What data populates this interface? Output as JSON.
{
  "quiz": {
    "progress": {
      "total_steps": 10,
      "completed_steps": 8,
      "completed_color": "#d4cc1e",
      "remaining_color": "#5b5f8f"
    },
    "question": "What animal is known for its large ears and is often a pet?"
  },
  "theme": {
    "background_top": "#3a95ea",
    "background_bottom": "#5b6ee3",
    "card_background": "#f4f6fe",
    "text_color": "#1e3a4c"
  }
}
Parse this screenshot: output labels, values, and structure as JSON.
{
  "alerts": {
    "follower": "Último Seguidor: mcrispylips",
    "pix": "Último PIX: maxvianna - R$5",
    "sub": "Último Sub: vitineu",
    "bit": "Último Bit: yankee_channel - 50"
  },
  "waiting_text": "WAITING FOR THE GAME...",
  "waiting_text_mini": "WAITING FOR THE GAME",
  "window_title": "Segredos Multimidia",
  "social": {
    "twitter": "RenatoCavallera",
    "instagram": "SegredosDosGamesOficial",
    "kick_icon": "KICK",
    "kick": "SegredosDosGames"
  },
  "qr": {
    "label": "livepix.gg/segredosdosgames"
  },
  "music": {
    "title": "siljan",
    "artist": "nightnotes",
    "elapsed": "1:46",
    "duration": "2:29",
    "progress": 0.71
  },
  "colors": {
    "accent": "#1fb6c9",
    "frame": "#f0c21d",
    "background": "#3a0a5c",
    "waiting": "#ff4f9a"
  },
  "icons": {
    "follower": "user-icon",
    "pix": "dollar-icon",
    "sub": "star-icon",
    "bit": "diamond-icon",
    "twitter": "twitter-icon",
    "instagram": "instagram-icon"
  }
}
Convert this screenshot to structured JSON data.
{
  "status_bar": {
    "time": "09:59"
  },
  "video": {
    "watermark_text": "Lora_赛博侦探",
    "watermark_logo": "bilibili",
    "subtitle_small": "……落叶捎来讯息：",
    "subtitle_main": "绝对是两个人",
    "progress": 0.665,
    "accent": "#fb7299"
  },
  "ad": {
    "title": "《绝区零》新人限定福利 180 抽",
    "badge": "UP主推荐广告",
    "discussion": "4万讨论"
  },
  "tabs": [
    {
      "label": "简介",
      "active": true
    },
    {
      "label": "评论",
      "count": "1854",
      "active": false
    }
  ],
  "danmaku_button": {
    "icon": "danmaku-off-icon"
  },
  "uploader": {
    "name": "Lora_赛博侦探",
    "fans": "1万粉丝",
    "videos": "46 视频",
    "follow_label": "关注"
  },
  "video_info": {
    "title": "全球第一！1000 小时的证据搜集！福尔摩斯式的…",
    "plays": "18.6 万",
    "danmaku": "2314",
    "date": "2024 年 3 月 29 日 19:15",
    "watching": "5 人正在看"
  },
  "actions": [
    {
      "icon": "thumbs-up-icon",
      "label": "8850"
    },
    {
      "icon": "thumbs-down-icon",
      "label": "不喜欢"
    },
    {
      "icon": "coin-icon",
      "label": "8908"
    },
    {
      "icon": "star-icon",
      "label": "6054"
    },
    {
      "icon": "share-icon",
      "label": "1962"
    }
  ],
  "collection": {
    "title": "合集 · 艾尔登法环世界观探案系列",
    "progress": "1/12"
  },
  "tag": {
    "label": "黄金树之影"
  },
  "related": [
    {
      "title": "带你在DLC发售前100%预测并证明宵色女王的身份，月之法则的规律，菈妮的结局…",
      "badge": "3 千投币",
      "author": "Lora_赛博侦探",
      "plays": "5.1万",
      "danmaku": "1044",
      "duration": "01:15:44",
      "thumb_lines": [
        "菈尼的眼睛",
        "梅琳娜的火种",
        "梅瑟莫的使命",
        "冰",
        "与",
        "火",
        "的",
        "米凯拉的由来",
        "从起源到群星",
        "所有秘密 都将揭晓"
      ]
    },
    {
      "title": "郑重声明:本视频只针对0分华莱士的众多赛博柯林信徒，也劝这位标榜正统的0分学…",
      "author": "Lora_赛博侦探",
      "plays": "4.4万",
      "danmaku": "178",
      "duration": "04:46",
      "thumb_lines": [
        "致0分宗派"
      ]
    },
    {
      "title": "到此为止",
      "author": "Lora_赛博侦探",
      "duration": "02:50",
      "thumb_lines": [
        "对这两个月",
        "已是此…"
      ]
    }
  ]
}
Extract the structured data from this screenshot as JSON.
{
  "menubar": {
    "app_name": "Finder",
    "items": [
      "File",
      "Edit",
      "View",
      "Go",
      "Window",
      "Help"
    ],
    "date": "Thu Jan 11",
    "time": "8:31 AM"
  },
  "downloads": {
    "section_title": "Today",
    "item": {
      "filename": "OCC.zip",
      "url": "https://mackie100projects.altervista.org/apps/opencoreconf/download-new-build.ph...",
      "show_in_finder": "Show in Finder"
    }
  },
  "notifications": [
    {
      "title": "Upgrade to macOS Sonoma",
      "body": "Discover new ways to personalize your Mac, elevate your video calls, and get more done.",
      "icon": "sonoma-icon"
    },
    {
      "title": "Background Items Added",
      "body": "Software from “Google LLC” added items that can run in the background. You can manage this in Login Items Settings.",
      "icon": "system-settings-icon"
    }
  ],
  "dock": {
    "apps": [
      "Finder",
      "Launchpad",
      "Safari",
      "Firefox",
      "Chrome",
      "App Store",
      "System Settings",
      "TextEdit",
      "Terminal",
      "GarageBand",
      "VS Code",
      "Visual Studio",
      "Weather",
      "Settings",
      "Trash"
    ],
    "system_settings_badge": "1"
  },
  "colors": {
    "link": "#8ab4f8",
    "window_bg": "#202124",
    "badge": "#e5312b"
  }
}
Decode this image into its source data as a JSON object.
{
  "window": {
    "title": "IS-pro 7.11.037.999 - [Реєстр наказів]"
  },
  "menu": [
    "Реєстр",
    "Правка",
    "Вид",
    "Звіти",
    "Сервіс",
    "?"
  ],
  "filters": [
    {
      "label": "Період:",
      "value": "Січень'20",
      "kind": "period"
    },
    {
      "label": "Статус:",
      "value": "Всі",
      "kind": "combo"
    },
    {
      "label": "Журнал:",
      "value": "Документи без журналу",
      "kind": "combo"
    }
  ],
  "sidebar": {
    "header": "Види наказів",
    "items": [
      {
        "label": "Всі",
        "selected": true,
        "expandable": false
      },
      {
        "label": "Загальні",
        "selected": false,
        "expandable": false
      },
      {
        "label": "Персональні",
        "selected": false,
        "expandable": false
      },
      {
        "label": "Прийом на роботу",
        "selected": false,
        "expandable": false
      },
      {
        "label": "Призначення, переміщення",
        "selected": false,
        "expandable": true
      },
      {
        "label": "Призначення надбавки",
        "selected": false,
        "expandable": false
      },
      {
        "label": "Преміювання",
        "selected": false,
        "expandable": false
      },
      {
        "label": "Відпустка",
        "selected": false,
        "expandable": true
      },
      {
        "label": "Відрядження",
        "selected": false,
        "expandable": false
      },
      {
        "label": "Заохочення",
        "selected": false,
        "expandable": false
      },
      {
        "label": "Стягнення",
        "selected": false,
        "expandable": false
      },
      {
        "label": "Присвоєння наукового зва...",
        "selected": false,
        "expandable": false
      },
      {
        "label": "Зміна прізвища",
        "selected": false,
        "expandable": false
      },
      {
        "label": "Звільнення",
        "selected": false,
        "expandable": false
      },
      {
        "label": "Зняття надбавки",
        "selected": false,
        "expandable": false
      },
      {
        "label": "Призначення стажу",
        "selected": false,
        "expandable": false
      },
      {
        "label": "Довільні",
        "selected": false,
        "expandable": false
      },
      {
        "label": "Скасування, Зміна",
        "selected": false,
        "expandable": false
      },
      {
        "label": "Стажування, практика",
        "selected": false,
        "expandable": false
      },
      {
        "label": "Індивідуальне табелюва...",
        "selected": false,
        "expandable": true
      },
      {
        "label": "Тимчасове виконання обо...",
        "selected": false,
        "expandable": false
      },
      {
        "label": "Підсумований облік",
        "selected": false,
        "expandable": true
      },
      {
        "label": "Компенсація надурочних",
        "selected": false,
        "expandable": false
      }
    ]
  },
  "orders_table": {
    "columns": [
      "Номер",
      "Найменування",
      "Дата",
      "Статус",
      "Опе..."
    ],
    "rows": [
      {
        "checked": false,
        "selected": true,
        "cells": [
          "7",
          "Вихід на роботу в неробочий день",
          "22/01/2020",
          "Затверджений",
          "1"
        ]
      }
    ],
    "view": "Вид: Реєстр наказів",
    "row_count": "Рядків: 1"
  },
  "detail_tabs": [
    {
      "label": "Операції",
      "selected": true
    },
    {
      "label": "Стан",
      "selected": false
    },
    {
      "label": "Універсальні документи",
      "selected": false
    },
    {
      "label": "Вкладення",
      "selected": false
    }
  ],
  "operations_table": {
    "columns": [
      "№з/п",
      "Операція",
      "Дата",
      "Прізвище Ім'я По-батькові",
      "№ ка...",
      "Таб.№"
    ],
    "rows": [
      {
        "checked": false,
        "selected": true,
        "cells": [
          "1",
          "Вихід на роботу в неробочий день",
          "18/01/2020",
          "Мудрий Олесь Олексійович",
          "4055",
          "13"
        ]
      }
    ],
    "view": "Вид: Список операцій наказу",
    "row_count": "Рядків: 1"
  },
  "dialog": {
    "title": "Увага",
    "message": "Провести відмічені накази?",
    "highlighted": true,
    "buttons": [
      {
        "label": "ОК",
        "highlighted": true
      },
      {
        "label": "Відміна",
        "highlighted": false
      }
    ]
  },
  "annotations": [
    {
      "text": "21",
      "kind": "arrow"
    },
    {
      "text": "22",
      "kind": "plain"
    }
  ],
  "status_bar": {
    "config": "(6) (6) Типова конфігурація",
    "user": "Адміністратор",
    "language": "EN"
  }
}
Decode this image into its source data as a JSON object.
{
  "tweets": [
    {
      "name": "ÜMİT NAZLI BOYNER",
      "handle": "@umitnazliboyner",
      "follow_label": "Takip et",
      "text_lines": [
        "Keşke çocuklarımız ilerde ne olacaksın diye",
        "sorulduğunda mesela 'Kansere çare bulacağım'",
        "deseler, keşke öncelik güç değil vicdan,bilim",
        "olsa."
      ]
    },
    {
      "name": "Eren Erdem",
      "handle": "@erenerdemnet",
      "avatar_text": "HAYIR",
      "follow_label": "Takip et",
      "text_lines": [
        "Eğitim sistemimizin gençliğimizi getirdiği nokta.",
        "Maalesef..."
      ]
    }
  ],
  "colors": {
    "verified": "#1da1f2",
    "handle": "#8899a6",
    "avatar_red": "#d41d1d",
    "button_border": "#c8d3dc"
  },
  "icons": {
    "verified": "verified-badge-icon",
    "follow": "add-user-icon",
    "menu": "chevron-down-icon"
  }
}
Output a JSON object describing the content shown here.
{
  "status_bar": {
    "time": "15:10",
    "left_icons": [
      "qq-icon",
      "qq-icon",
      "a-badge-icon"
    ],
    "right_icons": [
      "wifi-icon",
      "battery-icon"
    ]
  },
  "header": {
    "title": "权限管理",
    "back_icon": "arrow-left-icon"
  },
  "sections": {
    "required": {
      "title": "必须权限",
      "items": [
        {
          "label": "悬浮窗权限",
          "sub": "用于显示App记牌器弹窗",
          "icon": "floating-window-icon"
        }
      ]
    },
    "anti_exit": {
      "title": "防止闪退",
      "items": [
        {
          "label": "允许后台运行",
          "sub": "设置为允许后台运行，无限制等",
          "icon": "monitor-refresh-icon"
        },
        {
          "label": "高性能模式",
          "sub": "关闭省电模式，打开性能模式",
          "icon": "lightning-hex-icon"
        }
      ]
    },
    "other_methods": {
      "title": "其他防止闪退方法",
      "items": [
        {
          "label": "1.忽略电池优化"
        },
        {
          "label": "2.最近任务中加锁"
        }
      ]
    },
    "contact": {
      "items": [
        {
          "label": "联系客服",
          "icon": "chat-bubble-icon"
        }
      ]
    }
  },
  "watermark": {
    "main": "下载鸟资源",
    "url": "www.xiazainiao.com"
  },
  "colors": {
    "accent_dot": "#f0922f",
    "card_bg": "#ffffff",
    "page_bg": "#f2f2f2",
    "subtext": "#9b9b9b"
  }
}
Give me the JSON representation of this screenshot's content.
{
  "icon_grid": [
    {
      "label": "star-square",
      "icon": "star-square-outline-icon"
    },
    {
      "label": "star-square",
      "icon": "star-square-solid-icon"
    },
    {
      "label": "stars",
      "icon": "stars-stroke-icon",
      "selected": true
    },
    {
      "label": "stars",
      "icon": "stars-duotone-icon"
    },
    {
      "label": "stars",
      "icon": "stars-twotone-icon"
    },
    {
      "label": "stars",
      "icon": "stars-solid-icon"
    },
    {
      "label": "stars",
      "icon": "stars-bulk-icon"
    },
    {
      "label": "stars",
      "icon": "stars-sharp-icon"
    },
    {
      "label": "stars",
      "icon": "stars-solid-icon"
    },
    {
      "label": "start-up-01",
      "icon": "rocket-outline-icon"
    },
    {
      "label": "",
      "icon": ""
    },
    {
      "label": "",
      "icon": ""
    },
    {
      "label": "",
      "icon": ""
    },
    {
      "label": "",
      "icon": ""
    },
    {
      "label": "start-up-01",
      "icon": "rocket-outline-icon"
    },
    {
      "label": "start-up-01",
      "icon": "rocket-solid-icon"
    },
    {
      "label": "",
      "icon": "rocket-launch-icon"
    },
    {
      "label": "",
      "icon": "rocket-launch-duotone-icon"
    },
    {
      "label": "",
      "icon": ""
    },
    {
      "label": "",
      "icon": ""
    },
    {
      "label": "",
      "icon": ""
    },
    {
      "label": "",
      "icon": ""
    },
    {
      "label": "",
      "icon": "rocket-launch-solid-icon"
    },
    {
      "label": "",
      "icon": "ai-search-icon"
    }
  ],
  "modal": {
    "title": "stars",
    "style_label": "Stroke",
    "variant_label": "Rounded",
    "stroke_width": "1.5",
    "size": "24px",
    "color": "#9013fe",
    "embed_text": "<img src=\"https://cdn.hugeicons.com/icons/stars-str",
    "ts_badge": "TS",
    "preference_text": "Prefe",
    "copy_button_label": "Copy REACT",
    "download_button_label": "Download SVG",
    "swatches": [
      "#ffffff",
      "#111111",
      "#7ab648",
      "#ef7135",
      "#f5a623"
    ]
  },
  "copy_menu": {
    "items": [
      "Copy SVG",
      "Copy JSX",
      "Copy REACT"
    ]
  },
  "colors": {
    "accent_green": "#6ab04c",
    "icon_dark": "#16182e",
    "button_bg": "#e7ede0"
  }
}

·····

Written instruction =>
Work out the number of lines above that include the string "arrow" and write only that number.

Exercise result =>
2